_Exercise details_
Return all of the entries exactly, with nothing added or left out.

━━━ Materials provided ━━━

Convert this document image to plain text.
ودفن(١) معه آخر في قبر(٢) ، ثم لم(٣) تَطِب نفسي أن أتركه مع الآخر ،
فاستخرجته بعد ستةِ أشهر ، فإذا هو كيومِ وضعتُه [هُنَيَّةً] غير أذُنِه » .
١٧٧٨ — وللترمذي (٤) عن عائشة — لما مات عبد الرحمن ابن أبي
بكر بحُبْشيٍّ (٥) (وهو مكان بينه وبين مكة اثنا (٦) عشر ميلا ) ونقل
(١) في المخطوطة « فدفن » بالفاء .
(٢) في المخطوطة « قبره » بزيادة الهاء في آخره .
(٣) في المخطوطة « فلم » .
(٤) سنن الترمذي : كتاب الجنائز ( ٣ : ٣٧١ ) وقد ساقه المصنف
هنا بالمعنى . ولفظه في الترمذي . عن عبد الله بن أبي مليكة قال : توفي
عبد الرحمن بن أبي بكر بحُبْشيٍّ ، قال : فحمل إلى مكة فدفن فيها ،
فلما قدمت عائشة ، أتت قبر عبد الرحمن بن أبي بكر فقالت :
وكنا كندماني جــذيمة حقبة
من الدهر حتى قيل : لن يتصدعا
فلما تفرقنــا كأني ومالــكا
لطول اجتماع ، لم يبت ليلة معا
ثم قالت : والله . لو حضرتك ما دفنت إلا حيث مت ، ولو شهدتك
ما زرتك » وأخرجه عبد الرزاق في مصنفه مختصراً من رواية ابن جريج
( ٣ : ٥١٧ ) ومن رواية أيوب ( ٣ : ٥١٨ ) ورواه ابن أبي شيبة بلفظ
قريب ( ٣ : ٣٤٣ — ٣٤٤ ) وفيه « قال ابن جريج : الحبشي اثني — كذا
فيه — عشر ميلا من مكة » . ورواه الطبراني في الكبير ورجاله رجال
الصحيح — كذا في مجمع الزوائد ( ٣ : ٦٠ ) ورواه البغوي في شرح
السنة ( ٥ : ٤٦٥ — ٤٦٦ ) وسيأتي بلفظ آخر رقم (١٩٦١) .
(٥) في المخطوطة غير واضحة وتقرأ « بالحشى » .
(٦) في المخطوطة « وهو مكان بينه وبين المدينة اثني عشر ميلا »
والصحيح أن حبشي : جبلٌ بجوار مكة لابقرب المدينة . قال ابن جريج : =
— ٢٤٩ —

━━━

_Output for this exercise_
Convert this document image to plain text.
ودفن(١) معه آخر في قبر(٢) ، ثم لم(٣) تَطِب نفسي أن أتركه مع الآخر ،
فاستخرجته بعد ستةِ أشهر ، فإذا هو كيومِ وضعتُه [هُنَيَّةً] غير أذُنِه » .
١٧٧٨ — وللترمذي (٤) عن عائشة — لما مات عبد الرحمن ابن أبي
بكر بحُبْشيٍّ (٥) (وهو مكان بينه وبين مكة اثنا (٦) عشر ميلا ) ونقل
(١) في المخطوطة « فدفن » بالفاء .
(٢) في المخطوطة « قبره » بزيادة الهاء في آخره .
(٣) في المخطوطة « فلم » .
(٤) سنن الترمذي : كتاب الجنائز ( ٣ : ٣٧١ ) وقد ساقه المصنف
هنا بالمعنى . ولفظه في الترمذي . عن عبد الله بن أبي مليكة قال : توفي
عبد الرحمن بن أبي بكر بحُبْشيٍّ ، قال : فحمل إلى مكة فدفن فيها ،
فلما قدمت عائشة ، أتت قبر عبد الرحمن بن أبي بكر فقالت :
وكنا كندماني جــذيمة حقبة
من الدهر حتى قيل : لن يتصدعا
فلما تفرقنــا كأني ومالــكا
لطول اجتماع ، لم يبت ليلة معا
ثم قالت : والله . لو حضرتك ما دفنت إلا حيث مت ، ولو شهدتك
ما زرتك » وأخرجه عبد الرزاق في مصنفه مختصراً من رواية ابن جريج
( ٣ : ٥١٧ ) ومن رواية أيوب ( ٣ : ٥١٨ ) ورواه ابن أبي شيبة بلفظ
قريب ( ٣ : ٣٤٣ — ٣٤٤ ) وفيه « قال ابن جريج : الحبشي اثني — كذا
فيه — عشر ميلا من مكة » . ورواه الطبراني في الكبير ورجاله رجال
الصحيح — كذا في مجمع الزوائد ( ٣ : ٦٠ ) ورواه البغوي في شرح
السنة ( ٥ : ٤٦٥ — ٤٦٦ ) وسيأتي بلفظ آخر رقم (١٩٦١) .
(٥) في المخطوطة غير واضحة وتقرأ « بالحشى » .
(٦) في المخطوطة « وهو مكان بينه وبين المدينة اثني عشر ميلا »
والصحيح أن حبشي : جبلٌ بجوار مكة لابقرب المدينة . قال ابن جريج : =
— ٢٤٩ —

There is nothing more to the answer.